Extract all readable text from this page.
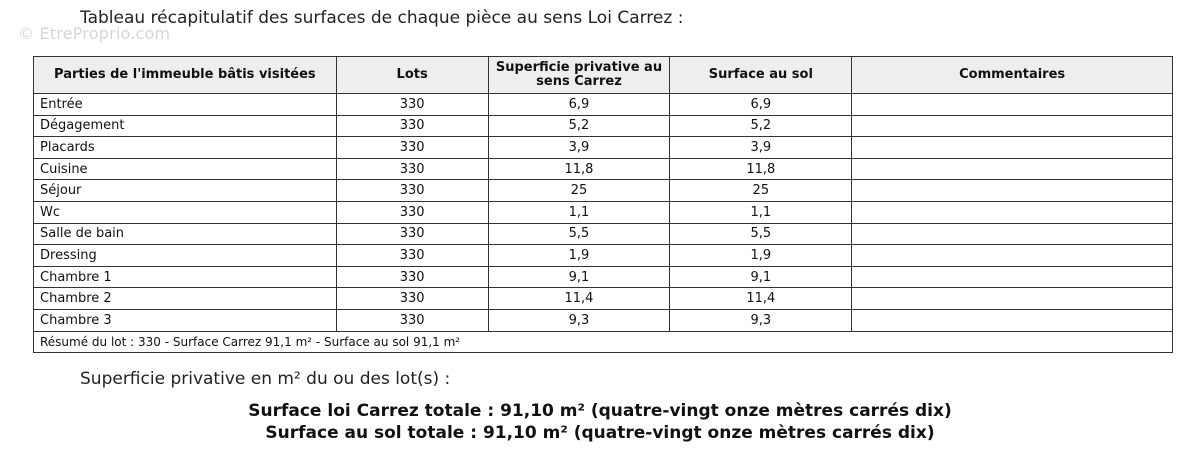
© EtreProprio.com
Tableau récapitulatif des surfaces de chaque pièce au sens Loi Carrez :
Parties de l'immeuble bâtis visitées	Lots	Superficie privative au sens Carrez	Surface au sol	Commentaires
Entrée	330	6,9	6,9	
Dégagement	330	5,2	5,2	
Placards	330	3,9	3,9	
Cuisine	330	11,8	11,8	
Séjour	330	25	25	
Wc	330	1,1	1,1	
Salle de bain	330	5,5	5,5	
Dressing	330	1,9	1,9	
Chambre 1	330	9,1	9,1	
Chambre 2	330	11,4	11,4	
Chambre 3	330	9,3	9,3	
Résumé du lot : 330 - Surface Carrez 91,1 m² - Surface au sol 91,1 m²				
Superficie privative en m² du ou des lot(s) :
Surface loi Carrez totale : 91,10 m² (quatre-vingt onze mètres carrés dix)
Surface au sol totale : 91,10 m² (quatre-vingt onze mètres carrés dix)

-------------------------

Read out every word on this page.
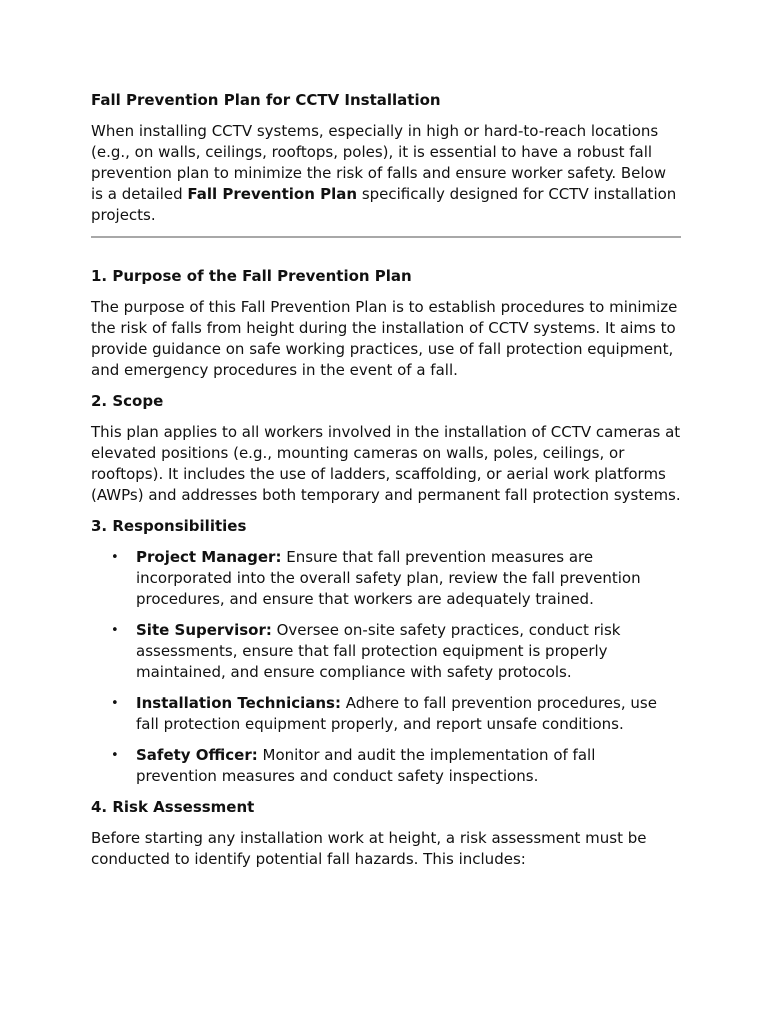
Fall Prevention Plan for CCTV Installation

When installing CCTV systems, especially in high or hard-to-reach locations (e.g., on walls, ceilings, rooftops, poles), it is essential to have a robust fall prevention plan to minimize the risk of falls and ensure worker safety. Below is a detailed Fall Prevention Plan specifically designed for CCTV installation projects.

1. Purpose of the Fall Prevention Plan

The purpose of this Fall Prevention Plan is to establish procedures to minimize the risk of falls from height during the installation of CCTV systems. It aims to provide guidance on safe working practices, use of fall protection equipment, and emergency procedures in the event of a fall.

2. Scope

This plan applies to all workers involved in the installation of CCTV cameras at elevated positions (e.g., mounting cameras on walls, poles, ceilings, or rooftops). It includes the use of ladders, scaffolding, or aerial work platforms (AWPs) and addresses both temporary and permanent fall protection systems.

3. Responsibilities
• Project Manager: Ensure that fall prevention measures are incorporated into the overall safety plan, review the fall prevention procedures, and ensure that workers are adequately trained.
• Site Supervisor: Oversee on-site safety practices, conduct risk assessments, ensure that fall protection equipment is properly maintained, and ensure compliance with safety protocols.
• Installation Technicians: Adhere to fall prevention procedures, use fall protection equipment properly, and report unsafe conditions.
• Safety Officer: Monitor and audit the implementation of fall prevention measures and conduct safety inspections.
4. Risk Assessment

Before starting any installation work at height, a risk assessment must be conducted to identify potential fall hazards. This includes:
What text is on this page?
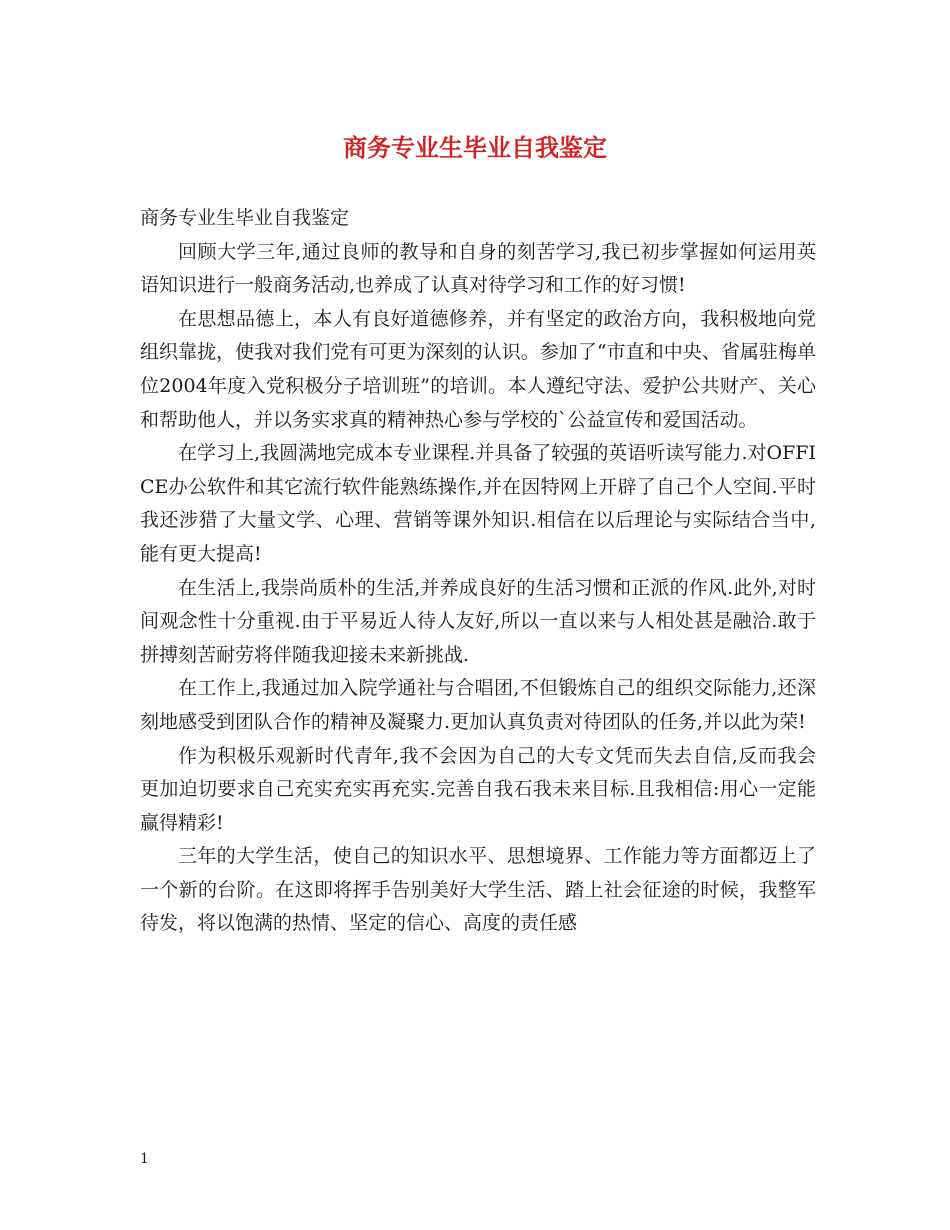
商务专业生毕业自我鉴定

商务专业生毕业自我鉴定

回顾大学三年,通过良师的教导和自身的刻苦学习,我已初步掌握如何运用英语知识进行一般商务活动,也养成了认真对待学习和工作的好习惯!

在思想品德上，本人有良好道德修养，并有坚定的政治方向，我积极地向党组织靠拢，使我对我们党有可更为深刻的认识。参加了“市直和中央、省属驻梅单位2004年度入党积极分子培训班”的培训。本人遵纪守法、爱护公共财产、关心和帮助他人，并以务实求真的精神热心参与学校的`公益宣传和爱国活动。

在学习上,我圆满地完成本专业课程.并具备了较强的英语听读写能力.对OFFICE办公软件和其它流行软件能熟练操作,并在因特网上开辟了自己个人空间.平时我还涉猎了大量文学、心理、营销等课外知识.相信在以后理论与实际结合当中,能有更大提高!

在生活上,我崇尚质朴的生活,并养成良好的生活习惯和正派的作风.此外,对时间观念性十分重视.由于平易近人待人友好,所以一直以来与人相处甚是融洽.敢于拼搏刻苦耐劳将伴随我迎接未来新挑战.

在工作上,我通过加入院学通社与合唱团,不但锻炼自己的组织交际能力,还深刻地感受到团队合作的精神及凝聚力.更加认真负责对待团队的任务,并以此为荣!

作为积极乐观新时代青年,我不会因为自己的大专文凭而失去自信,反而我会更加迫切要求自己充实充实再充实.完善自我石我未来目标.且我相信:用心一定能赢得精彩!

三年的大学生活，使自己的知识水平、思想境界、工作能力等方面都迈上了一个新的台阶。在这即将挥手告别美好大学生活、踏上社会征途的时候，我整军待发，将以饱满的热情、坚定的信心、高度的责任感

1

-------------------------

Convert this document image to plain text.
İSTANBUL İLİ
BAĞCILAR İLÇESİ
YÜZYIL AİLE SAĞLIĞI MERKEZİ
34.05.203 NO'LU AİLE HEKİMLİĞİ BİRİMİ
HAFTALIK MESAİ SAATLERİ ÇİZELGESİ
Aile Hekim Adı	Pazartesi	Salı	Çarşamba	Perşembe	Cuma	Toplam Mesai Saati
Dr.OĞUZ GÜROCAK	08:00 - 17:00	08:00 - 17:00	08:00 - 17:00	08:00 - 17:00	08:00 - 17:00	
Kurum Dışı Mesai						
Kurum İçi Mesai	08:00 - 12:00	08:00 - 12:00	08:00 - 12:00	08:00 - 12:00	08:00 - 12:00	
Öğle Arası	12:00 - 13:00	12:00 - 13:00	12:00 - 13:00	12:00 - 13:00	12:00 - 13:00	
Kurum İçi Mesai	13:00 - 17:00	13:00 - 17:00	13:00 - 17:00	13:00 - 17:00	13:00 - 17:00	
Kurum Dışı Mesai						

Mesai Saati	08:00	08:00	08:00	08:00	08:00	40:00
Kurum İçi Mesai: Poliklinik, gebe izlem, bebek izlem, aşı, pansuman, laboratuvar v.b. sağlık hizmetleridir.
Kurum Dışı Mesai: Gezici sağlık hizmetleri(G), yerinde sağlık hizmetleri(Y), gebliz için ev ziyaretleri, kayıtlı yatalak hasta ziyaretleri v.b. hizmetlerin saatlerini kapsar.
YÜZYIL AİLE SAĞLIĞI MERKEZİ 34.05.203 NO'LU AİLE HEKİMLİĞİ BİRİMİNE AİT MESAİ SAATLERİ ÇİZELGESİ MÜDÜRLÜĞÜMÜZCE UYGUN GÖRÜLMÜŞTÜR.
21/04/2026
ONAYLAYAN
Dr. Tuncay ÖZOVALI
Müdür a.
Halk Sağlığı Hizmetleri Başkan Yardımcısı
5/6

-------------------------

> The task
Go through the entries above and count the lines containing the word "rooftops"; give only that count.

> Expected output
2